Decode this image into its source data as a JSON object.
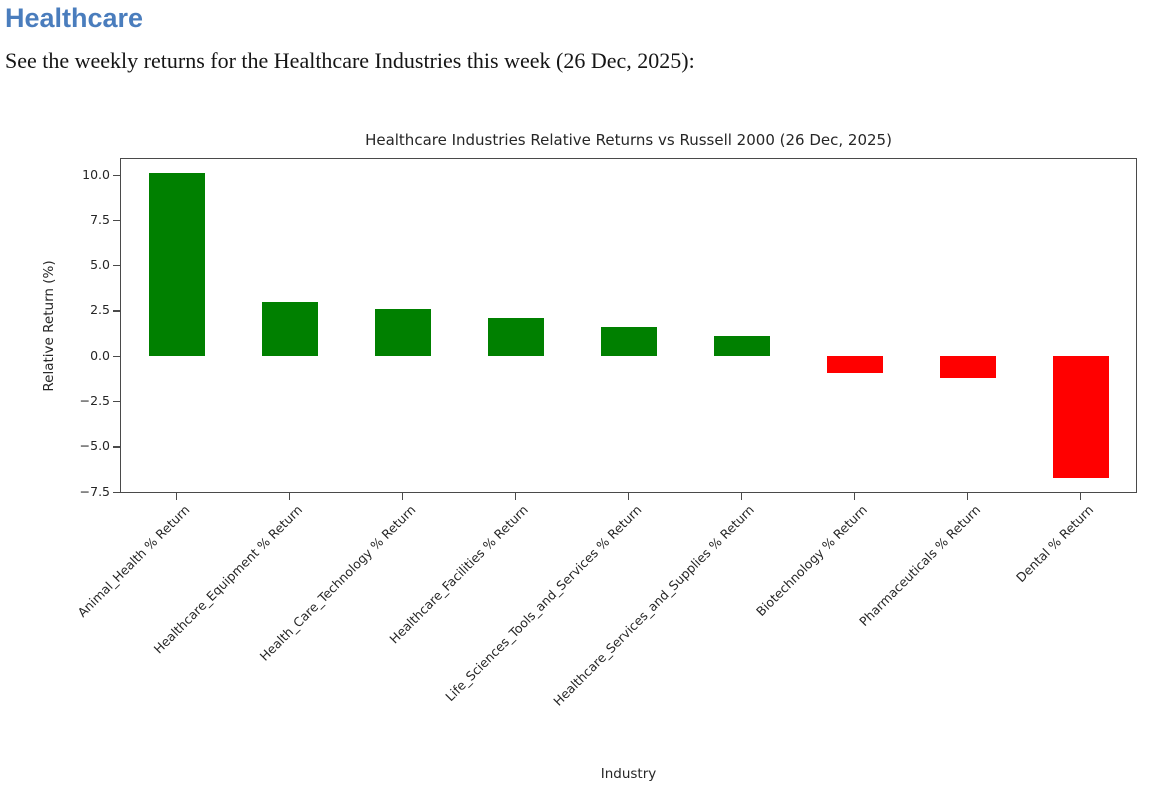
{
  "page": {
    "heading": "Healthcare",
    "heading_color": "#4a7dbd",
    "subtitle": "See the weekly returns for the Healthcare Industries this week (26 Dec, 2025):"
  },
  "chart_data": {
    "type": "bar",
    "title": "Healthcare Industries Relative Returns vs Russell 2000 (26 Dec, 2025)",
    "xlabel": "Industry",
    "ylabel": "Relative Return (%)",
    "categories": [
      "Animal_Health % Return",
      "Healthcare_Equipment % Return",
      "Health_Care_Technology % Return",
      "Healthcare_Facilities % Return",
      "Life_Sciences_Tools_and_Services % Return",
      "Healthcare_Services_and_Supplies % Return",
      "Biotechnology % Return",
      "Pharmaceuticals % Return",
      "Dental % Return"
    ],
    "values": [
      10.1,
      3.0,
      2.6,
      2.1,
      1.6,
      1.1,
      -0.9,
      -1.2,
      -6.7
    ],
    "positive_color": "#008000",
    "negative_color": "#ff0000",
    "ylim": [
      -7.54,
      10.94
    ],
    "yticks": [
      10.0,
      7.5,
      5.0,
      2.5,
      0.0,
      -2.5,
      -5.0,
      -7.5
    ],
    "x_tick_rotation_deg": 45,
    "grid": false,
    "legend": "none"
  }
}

* * * * * * * * *

Exercise goal: Isolate the lines that hold the word "Relative" and copy all of them.

The answer:
    "title": "Healthcare Industries Relative Returns vs Russell 2000 (26 Dec, 2025)",
    "ylabel": "Relative Return (%)",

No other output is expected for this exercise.